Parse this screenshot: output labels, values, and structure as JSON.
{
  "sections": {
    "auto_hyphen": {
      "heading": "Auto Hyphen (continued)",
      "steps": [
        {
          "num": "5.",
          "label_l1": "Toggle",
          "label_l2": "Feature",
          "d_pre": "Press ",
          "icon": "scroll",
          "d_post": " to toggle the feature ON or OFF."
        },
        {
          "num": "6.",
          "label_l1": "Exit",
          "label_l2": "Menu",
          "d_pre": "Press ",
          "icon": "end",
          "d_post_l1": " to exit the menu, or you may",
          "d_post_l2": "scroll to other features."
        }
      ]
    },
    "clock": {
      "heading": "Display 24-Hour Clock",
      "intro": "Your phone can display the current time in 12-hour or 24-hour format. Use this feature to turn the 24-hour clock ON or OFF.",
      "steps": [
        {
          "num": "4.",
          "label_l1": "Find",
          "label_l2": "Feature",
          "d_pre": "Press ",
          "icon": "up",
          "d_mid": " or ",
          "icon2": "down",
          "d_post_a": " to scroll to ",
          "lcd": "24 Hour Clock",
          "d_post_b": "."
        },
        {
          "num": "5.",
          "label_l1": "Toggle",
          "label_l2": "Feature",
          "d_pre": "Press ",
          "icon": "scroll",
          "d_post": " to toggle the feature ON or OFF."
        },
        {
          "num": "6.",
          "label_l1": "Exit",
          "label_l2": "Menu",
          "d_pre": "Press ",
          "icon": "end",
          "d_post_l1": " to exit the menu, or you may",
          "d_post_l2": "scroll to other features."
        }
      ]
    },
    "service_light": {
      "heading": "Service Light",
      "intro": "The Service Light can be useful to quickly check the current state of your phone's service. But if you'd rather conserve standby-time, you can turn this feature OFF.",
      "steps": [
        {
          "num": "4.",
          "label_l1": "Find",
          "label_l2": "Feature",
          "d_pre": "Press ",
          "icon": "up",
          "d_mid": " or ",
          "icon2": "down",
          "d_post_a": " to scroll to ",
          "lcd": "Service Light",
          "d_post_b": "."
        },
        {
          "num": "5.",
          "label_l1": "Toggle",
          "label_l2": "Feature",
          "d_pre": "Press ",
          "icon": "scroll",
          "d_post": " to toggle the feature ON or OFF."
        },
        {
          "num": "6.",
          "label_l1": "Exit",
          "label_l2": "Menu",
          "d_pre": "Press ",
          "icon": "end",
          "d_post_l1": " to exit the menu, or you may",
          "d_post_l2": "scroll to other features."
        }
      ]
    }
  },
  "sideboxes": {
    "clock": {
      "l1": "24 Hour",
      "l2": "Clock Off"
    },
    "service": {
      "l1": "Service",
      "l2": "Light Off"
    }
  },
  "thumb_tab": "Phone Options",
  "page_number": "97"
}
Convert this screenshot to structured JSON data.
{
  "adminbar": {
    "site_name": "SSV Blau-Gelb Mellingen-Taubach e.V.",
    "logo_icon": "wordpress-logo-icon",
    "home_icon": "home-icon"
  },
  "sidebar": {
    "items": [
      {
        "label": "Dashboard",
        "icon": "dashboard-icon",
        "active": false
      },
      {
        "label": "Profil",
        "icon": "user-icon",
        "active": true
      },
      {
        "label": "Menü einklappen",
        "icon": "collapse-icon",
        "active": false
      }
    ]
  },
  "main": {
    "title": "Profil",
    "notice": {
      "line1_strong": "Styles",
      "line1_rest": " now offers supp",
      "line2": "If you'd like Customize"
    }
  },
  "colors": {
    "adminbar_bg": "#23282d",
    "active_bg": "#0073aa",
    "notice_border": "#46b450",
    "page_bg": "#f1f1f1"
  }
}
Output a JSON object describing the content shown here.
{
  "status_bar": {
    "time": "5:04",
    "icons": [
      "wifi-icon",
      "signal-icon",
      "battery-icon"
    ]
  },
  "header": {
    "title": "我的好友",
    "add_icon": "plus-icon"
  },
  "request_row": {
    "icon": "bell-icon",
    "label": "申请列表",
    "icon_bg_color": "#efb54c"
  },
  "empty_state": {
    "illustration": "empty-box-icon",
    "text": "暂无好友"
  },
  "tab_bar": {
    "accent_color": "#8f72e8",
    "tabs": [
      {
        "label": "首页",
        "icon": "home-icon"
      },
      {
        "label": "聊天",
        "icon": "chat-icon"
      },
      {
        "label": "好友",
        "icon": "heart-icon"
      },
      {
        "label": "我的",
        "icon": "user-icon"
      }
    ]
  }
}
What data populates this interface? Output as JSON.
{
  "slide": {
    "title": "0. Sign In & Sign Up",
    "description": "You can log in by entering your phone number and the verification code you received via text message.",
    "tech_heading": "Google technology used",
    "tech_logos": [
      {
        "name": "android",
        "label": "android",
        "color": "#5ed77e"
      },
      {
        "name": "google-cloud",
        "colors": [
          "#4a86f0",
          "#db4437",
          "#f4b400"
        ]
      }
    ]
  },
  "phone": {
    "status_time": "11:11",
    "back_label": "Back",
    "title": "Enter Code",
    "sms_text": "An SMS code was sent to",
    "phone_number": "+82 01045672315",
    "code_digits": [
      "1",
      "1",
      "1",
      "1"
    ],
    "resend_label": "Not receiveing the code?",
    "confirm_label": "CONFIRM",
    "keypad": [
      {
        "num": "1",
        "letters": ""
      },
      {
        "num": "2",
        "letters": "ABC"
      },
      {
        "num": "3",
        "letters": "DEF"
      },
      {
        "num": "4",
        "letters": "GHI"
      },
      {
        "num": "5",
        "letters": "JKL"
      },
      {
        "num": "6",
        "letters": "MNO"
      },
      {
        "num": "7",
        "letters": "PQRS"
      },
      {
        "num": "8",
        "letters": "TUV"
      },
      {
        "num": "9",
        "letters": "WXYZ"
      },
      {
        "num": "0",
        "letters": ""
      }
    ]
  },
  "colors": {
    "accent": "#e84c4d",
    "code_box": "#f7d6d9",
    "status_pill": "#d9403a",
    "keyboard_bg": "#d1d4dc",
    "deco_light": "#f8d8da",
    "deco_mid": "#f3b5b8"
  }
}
____
Faithfully transcribe the whole of the data.

> _Correct output_
Parse this screenshot: output labels, values, and structure as JSON.
{
  "sections": {
    "auto_hyphen": {
      "heading": "Auto Hyphen (continued)",
      "steps": [
        {
          "num": "5.",
          "label_l1": "Toggle",
          "label_l2": "Feature",
          "d_pre": "Press ",
          "icon": "scroll",
          "d_post": " to toggle the feature ON or OFF."
        },
        {
          "num": "6.",
          "label_l1": "Exit",
          "label_l2": "Menu",
          "d_pre": "Press ",
          "icon": "end",
          "d_post_l1": " to exit the menu, or you may",
          "d_post_l2": "scroll to other features."
        }
      ]
    },
    "clock": {
      "heading": "Display 24-Hour Clock",
      "intro": "Your phone can display the current time in 12-hour or 24-hour format. Use this feature to turn the 24-hour clock ON or OFF.",
      "steps": [
        {
          "num": "4.",
          "label_l1": "Find",
          "label_l2": "Feature",
          "d_pre": "Press ",
          "icon": "up",
          "d_mid": " or ",
          "icon2": "down",
          "d_post_a": " to scroll to ",
          "lcd": "24 Hour Clock",
          "d_post_b": "."
        },
        {
          "num": "5.",
          "label_l1": "Toggle",
          "label_l2": "Feature",
          "d_pre": "Press ",
          "icon": "scroll",
          "d_post": " to toggle the feature ON or OFF."
        },
        {
          "num": "6.",
          "label_l1": "Exit",
          "label_l2": "Menu",
          "d_pre": "Press ",
          "icon": "end",
          "d_post_l1": " to exit the menu, or you may",
          "d_post_l2": "scroll to other features."
        }
      ]
    },
    "service_light": {
      "heading": "Service Light",
      "intro": "The Service Light can be useful to quickly check the current state of your phone's service. But if you'd rather conserve standby-time, you can turn this feature OFF.",
      "steps": [
        {
          "num": "4.",
          "label_l1": "Find",
          "label_l2": "Feature",
          "d_pre": "Press ",
          "icon": "up",
          "d_mid": " or ",
          "icon2": "down",
          "d_post_a": " to scroll to ",
          "lcd": "Service Light",
          "d_post_b": "."
        },
        {
          "num": "5.",
          "label_l1": "Toggle",
          "label_l2": "Feature",
          "d_pre": "Press ",
          "icon": "scroll",
          "d_post": " to toggle the feature ON or OFF."
        },
        {
          "num": "6.",
          "label_l1": "Exit",
          "label_l2": "Menu",
          "d_pre": "Press ",
          "icon": "end",
          "d_post_l1": " to exit the menu, or you may",
          "d_post_l2": "scroll to other features."
        }
      ]
    }
  },
  "sideboxes": {
    "clock": {
      "l1": "24 Hour",
      "l2": "Clock Off"
    },
    "service": {
      "l1": "Service",
      "l2": "Light Off"
    }
  },
  "thumb_tab": "Phone Options",
  "page_number": "97"
}
Convert this screenshot to structured JSON data.
{
  "adminbar": {
    "site_name": "SSV Blau-Gelb Mellingen-Taubach e.V.",
    "logo_icon": "wordpress-logo-icon",
    "home_icon": "home-icon"
  },
  "sidebar": {
    "items": [
      {
        "label": "Dashboard",
        "icon": "dashboard-icon",
        "active": false
      },
      {
        "label": "Profil",
        "icon": "user-icon",
        "active": true
      },
      {
        "label": "Menü einklappen",
        "icon": "collapse-icon",
        "active": false
      }
    ]
  },
  "main": {
    "title": "Profil",
    "notice": {
      "line1_strong": "Styles",
      "line1_rest": " now offers supp",
      "line2": "If you'd like Customize"
    }
  },
  "colors": {
    "adminbar_bg": "#23282d",
    "active_bg": "#0073aa",
    "notice_border": "#46b450",
    "page_bg": "#f1f1f1"
  }
}
Output a JSON object describing the content shown here.
{
  "status_bar": {
    "time": "5:04",
    "icons": [
      "wifi-icon",
      "signal-icon",
      "battery-icon"
    ]
  },
  "header": {
    "title": "我的好友",
    "add_icon": "plus-icon"
  },
  "request_row": {
    "icon": "bell-icon",
    "label": "申请列表",
    "icon_bg_color": "#efb54c"
  },
  "empty_state": {
    "illustration": "empty-box-icon",
    "text": "暂无好友"
  },
  "tab_bar": {
    "accent_color": "#8f72e8",
    "tabs": [
      {
        "label": "首页",
        "icon": "home-icon"
      },
      {
        "label": "聊天",
        "icon": "chat-icon"
      },
      {
        "label": "好友",
        "icon": "heart-icon"
      },
      {
        "label": "我的",
        "icon": "user-icon"
      }
    ]
  }
}
What data populates this interface? Output as JSON.
{
  "slide": {
    "title": "0. Sign In & Sign Up",
    "description": "You can log in by entering your phone number and the verification code you received via text message.",
    "tech_heading": "Google technology used",
    "tech_logos": [
      {
        "name": "android",
        "label": "android",
        "color": "#5ed77e"
      },
      {
        "name": "google-cloud",
        "colors": [
          "#4a86f0",
          "#db4437",
          "#f4b400"
        ]
      }
    ]
  },
  "phone": {
    "status_time": "11:11",
    "back_label": "Back",
    "title": "Enter Code",
    "sms_text": "An SMS code was sent to",
    "phone_number": "+82 01045672315",
    "code_digits": [
      "1",
      "1",
      "1",
      "1"
    ],
    "resend_label": "Not receiveing the code?",
    "confirm_label": "CONFIRM",
    "keypad": [
      {
        "num": "1",
        "letters": ""
      },
      {
        "num": "2",
        "letters": "ABC"
      },
      {
        "num": "3",
        "letters": "DEF"
      },
      {
        "num": "4",
        "letters": "GHI"
      },
      {
        "num": "5",
        "letters": "JKL"
      },
      {
        "num": "6",
        "letters": "MNO"
      },
      {
        "num": "7",
        "letters": "PQRS"
      },
      {
        "num": "8",
        "letters": "TUV"
      },
      {
        "num": "9",
        "letters": "WXYZ"
      },
      {
        "num": "0",
        "letters": ""
      }
    ]
  },
  "colors": {
    "accent": "#e84c4d",
    "code_box": "#f7d6d9",
    "status_pill": "#d9403a",
    "keyboard_bg": "#d1d4dc",
    "deco_light": "#f8d8da",
    "deco_mid": "#f3b5b8"
  }
}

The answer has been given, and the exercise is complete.